Rows from a figure dataset:
● ● ● ●

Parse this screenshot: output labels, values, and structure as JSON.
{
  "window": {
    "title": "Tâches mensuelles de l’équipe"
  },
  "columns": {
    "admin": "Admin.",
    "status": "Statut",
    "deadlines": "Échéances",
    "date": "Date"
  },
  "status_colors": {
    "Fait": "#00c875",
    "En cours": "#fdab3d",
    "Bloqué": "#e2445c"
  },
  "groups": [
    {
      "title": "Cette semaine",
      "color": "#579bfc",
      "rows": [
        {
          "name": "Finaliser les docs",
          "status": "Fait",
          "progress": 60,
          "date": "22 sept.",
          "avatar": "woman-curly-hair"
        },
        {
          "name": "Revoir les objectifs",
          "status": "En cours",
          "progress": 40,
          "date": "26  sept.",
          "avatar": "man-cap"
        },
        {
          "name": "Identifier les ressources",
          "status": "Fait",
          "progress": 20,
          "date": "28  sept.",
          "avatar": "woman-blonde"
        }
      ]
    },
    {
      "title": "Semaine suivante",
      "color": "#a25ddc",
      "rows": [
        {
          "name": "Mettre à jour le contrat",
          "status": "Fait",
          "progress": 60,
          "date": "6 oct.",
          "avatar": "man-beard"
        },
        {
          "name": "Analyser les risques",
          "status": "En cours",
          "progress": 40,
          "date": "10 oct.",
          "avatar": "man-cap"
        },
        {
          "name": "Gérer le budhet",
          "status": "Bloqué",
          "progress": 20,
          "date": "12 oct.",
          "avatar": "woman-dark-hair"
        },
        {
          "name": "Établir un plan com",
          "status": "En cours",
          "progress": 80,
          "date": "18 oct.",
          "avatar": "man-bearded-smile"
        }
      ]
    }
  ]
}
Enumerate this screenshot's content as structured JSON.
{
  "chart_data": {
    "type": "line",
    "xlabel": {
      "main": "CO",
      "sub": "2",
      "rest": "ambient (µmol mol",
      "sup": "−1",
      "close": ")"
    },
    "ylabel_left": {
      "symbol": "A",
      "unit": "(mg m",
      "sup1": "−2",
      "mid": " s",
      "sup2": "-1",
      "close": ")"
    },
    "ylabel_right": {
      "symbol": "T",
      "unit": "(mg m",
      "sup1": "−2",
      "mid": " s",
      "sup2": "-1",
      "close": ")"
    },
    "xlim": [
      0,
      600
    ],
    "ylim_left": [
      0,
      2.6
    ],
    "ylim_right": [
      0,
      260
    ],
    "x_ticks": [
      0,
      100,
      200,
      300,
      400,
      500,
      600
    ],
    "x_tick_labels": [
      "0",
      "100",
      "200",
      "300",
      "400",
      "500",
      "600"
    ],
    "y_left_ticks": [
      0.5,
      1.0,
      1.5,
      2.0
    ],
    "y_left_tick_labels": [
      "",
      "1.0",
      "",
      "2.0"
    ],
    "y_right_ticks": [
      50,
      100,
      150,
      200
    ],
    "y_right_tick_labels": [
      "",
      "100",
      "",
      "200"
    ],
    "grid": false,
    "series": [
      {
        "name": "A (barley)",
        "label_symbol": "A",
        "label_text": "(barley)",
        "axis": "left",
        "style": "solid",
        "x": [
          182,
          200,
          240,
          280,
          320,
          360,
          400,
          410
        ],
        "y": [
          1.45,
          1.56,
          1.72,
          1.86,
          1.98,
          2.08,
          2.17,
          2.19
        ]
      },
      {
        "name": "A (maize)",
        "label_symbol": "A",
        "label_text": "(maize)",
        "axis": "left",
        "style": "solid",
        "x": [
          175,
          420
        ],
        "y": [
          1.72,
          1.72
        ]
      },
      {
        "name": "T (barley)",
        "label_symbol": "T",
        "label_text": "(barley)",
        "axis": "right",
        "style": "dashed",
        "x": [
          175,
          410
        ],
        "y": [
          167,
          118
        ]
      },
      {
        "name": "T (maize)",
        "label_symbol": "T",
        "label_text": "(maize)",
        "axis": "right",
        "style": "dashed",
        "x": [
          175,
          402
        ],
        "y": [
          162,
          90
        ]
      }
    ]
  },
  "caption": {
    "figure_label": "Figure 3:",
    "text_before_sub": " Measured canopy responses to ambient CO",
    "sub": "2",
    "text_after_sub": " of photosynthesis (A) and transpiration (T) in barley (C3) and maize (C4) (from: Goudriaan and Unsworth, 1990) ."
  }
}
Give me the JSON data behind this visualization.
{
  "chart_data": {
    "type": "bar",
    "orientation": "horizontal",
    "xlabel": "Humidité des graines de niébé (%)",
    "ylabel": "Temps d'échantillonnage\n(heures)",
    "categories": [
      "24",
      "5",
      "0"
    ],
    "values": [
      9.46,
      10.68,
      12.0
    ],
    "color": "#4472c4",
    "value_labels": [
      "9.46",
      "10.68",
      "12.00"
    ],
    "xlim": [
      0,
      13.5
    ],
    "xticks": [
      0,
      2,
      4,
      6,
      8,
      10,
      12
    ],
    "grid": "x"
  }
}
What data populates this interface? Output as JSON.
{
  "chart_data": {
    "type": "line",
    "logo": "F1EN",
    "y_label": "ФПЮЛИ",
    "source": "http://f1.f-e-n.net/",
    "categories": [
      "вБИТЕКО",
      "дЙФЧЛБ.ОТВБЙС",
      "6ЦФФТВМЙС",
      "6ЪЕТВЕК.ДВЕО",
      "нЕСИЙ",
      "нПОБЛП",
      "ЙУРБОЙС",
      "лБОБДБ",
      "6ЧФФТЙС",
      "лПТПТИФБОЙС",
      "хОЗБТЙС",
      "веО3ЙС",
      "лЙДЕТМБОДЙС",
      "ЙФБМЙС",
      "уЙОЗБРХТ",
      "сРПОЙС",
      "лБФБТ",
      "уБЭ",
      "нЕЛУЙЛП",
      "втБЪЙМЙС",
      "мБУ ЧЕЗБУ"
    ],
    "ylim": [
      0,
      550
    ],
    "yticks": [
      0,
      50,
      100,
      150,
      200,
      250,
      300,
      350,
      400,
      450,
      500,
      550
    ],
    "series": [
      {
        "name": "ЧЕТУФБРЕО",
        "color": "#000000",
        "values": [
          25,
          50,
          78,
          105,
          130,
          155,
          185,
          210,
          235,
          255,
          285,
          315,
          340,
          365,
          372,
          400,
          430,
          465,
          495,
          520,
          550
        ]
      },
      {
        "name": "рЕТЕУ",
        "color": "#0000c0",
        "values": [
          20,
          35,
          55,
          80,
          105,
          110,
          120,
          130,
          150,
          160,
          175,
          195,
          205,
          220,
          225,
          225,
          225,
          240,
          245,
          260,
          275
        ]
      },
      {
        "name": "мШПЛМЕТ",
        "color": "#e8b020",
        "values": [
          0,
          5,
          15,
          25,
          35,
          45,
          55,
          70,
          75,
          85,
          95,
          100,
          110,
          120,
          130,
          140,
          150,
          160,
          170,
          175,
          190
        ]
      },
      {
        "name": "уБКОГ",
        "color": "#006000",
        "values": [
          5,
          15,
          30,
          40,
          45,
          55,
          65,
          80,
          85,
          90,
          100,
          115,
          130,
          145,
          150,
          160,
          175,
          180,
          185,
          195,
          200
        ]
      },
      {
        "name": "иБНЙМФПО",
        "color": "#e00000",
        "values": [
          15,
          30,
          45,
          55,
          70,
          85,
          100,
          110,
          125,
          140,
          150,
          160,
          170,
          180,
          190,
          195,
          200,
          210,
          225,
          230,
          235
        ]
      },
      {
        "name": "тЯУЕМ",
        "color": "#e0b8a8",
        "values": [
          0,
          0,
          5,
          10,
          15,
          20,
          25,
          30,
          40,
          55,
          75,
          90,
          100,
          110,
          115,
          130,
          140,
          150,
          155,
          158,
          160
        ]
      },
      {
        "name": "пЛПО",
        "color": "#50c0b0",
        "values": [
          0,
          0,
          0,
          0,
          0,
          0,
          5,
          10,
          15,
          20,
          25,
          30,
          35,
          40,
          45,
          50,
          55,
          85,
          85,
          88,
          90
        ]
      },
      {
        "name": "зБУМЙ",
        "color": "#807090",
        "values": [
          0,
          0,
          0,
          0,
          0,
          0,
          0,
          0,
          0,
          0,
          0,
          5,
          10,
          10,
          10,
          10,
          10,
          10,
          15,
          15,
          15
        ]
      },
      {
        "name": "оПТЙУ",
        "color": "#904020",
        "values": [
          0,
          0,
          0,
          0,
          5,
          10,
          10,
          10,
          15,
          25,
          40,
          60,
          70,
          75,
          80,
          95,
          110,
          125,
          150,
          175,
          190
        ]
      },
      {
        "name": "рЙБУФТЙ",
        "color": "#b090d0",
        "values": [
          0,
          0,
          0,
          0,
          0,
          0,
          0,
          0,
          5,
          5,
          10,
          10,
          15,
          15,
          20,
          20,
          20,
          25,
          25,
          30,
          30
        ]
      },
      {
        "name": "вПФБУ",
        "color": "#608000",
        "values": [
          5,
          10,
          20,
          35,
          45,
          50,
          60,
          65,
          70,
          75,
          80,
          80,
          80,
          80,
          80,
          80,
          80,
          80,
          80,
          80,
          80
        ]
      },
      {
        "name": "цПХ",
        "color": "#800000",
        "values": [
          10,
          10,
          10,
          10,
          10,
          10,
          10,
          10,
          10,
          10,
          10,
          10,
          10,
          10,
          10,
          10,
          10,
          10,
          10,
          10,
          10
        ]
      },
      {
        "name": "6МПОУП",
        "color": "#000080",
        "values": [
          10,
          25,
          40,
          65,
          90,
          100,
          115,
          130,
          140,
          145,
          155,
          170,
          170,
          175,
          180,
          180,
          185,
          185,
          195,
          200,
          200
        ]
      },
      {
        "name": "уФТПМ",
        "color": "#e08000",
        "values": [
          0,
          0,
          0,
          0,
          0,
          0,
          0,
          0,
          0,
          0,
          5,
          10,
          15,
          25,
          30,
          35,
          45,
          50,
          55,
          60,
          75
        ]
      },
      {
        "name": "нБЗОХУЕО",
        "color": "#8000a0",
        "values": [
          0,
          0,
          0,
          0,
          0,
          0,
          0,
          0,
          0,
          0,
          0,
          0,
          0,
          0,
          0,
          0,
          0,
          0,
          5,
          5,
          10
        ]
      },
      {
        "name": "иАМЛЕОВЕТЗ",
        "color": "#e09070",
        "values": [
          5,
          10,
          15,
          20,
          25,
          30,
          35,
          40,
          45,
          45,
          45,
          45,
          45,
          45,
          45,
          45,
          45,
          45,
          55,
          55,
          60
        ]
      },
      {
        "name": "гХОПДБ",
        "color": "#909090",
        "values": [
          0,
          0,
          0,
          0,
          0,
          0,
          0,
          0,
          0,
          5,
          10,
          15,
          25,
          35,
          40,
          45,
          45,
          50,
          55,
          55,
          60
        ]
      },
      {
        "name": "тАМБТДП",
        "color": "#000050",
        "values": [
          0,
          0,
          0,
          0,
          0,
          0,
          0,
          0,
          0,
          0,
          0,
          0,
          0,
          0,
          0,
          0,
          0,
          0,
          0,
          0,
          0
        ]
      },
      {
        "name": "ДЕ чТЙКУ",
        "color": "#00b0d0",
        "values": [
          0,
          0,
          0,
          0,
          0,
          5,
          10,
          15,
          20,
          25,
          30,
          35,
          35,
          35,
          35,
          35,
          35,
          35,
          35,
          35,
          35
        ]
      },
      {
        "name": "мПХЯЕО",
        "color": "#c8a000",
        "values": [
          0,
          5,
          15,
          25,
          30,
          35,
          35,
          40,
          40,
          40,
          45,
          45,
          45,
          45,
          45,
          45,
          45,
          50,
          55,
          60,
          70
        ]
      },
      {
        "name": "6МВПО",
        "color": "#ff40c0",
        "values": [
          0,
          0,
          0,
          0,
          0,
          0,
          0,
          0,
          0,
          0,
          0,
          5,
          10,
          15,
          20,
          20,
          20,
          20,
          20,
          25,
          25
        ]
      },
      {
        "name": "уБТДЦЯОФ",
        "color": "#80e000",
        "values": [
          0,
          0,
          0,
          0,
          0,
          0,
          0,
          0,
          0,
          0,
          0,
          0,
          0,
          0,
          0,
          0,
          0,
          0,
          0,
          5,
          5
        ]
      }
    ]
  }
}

● ● ● ●

=== Brief ===
Look through the data above. Copy every line with the string "screenshot" in it.

=== Task result ===
Parse this screenshot: output labels, values, and structure as JSON.
Enumerate this screenshot's content as structured JSON.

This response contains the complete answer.